• Requirements: Going through the material below, please gather all lines with the word "Autocorrelation" in them.

§ §

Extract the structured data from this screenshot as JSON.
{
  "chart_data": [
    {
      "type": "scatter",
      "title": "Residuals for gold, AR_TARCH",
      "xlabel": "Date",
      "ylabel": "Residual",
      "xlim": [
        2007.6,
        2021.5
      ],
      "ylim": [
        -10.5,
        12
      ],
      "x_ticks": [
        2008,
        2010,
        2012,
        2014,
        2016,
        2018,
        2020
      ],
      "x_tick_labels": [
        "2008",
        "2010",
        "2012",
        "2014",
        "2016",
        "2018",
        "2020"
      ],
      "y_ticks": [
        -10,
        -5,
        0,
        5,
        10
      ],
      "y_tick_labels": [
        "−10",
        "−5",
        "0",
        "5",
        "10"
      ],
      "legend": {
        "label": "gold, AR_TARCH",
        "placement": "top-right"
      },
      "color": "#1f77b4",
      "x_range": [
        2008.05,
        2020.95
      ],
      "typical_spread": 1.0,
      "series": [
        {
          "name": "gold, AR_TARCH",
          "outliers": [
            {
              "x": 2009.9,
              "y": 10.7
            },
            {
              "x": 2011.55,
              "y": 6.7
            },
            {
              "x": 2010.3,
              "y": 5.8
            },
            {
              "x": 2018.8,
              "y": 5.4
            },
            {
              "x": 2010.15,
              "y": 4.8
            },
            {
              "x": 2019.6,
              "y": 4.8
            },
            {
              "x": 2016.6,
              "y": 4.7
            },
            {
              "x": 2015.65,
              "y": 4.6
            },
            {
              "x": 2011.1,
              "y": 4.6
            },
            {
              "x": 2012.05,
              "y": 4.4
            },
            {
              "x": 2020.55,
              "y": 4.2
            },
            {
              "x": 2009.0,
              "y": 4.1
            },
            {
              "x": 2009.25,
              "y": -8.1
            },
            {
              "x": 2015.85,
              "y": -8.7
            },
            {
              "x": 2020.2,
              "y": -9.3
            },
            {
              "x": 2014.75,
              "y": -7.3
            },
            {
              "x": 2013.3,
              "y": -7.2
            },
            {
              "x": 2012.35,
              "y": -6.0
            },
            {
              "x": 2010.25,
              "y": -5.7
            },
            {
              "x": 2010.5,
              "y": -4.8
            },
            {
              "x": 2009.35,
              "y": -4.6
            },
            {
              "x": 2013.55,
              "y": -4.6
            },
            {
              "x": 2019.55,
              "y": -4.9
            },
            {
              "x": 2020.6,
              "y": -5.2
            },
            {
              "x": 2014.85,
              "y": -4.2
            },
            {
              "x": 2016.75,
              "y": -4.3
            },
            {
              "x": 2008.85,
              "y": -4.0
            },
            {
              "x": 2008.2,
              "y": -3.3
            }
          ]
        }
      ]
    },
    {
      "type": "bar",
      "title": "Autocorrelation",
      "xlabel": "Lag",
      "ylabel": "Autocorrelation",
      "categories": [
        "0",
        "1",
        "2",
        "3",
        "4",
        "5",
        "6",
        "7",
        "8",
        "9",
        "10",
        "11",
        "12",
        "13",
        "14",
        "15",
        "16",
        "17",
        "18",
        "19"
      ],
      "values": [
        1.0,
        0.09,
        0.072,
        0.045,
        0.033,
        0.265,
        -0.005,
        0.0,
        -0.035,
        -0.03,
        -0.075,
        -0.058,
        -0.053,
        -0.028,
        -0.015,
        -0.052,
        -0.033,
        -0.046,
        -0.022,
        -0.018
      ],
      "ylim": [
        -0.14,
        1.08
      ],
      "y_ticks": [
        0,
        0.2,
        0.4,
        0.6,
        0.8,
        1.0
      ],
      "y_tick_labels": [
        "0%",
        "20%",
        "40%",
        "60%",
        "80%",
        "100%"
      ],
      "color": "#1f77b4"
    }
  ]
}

§ §

• Result of the exercise:
      "title": "Autocorrelation",
      "ylabel": "Autocorrelation",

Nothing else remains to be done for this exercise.